Dataset items:
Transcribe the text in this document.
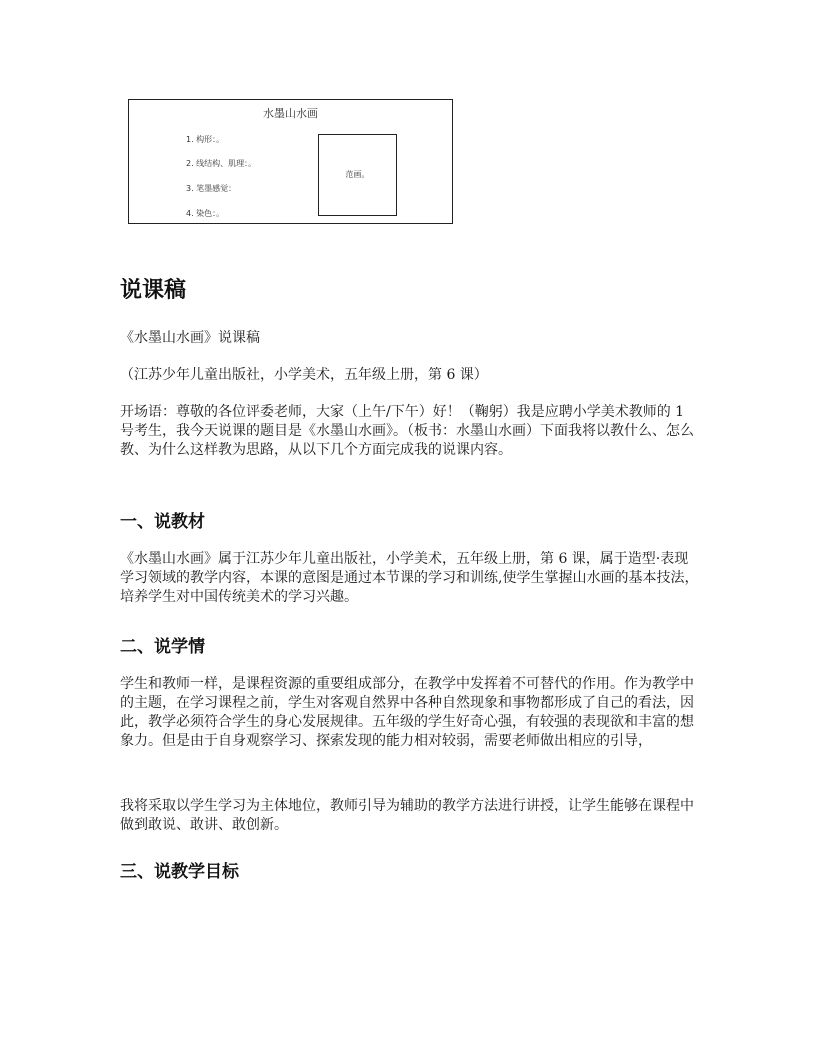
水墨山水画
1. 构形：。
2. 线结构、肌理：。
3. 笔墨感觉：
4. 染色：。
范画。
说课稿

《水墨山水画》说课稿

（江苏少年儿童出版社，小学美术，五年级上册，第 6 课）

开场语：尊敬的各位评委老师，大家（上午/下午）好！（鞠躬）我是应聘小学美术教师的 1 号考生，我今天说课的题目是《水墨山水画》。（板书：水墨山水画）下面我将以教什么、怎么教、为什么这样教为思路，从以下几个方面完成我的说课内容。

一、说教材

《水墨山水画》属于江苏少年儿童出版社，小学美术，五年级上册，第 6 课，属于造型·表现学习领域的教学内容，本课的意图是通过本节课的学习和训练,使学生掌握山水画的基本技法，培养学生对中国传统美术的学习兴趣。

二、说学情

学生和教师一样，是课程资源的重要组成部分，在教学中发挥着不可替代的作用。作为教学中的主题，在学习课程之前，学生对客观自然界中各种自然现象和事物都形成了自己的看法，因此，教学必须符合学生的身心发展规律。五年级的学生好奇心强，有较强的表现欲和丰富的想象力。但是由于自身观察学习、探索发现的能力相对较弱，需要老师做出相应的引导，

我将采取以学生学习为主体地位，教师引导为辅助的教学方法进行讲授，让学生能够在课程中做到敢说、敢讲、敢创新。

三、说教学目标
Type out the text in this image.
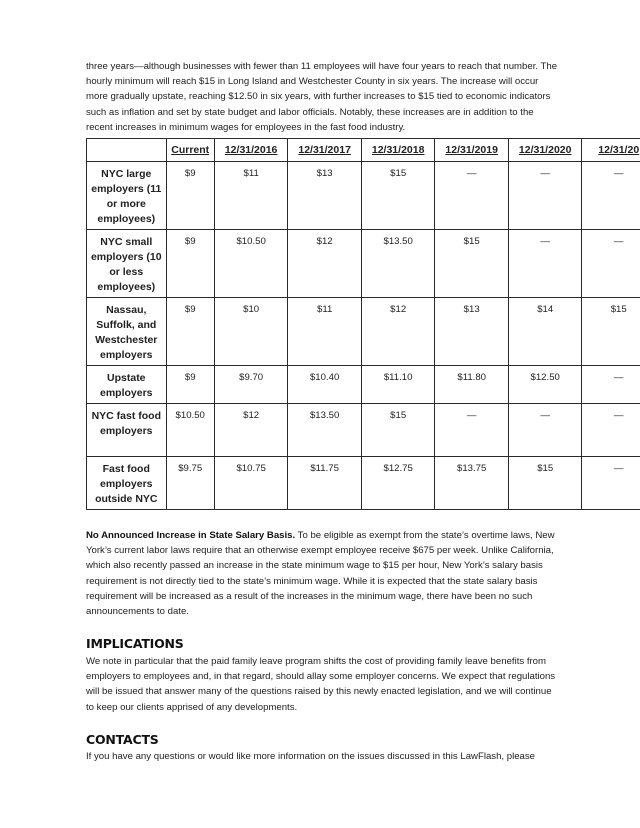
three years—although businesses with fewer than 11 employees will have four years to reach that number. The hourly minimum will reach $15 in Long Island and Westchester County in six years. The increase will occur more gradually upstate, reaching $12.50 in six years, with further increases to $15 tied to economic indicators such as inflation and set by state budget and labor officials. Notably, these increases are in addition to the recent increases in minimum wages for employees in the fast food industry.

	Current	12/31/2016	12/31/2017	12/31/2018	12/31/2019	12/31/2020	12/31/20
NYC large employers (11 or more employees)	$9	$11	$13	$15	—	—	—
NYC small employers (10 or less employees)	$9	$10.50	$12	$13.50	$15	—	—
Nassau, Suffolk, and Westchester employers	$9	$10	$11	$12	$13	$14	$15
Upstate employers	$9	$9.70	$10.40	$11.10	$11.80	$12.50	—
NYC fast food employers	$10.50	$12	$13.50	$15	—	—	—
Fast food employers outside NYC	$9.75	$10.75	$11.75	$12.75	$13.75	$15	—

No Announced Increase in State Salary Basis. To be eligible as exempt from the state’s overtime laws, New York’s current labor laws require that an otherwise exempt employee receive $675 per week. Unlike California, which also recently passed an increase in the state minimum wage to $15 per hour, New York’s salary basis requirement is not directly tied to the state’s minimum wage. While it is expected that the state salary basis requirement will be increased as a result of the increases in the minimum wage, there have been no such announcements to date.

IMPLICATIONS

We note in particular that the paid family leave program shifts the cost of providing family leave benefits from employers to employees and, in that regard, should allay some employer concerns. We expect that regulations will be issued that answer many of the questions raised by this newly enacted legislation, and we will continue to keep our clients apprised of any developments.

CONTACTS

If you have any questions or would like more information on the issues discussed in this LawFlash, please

---

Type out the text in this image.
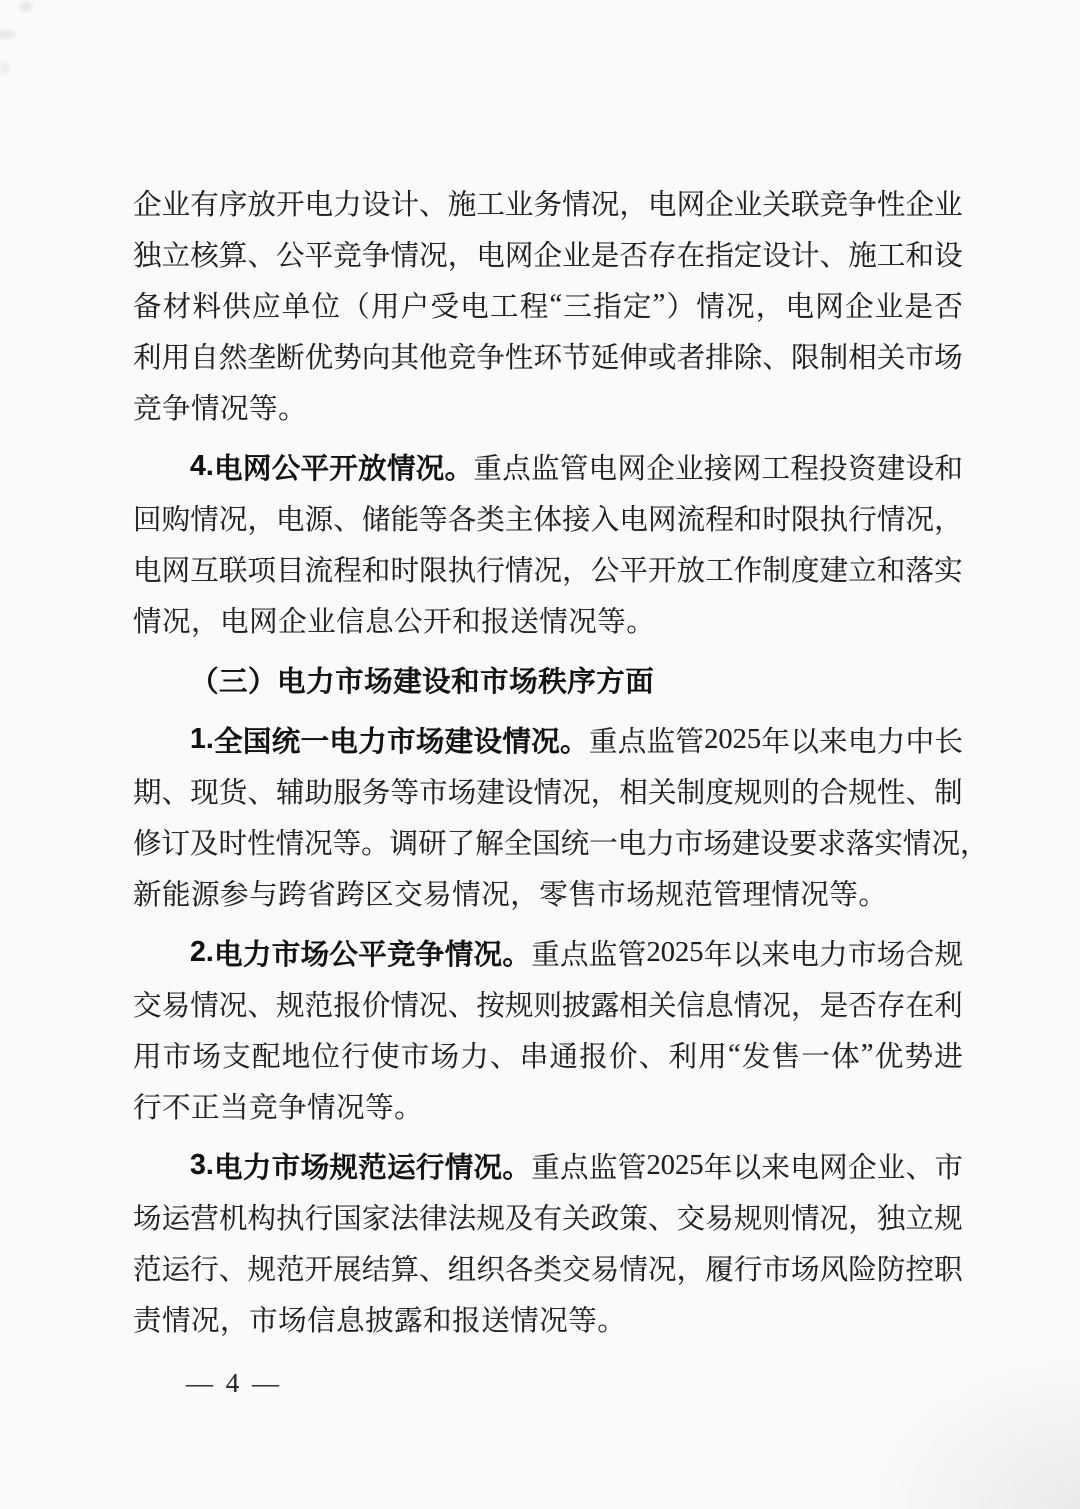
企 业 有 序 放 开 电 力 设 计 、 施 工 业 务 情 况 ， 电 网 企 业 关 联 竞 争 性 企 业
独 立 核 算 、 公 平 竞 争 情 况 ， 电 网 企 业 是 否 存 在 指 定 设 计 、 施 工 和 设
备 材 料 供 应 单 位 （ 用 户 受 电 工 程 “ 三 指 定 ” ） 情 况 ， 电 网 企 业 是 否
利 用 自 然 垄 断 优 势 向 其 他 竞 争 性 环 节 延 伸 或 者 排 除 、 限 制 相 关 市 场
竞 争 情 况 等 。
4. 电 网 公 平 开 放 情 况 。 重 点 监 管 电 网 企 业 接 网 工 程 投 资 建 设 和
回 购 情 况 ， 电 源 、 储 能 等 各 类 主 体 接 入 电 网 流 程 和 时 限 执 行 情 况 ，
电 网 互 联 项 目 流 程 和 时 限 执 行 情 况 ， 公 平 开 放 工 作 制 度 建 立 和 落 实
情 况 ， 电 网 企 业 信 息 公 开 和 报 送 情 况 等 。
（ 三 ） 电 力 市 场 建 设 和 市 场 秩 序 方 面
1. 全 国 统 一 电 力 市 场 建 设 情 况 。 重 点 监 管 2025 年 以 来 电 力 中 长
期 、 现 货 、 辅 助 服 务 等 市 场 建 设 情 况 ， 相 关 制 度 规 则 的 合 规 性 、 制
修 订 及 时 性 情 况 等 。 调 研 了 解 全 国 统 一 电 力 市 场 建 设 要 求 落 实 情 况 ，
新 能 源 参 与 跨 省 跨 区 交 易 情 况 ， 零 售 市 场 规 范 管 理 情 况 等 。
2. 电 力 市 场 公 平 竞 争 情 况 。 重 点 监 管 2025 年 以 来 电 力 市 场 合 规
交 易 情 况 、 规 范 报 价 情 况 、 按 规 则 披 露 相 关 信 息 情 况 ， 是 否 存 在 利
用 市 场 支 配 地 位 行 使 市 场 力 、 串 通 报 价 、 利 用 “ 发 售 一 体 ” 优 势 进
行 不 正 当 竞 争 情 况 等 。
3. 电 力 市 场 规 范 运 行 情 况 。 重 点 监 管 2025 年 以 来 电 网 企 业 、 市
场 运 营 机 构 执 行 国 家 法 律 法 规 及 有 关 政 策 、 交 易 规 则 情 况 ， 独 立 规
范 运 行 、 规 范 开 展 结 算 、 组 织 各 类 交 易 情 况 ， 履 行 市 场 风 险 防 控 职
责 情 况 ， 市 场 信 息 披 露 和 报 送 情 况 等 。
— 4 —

▶ Set task
Pull out every line containing "this".

▶ Solution
Transcribe the text in this document.
Type out the text in this image.
We note in particular that the paid family leave program shifts the cost of providing family leave benefits from employers to employees and, in that regard, should allay some employer concerns. We expect that regulations will be issued that answer many of the questions raised by this newly enacted legislation, and we will continue to keep our clients apprised of any developments.
If you have any questions or would like more information on the issues discussed in this LawFlash, please
Type out the text in this image.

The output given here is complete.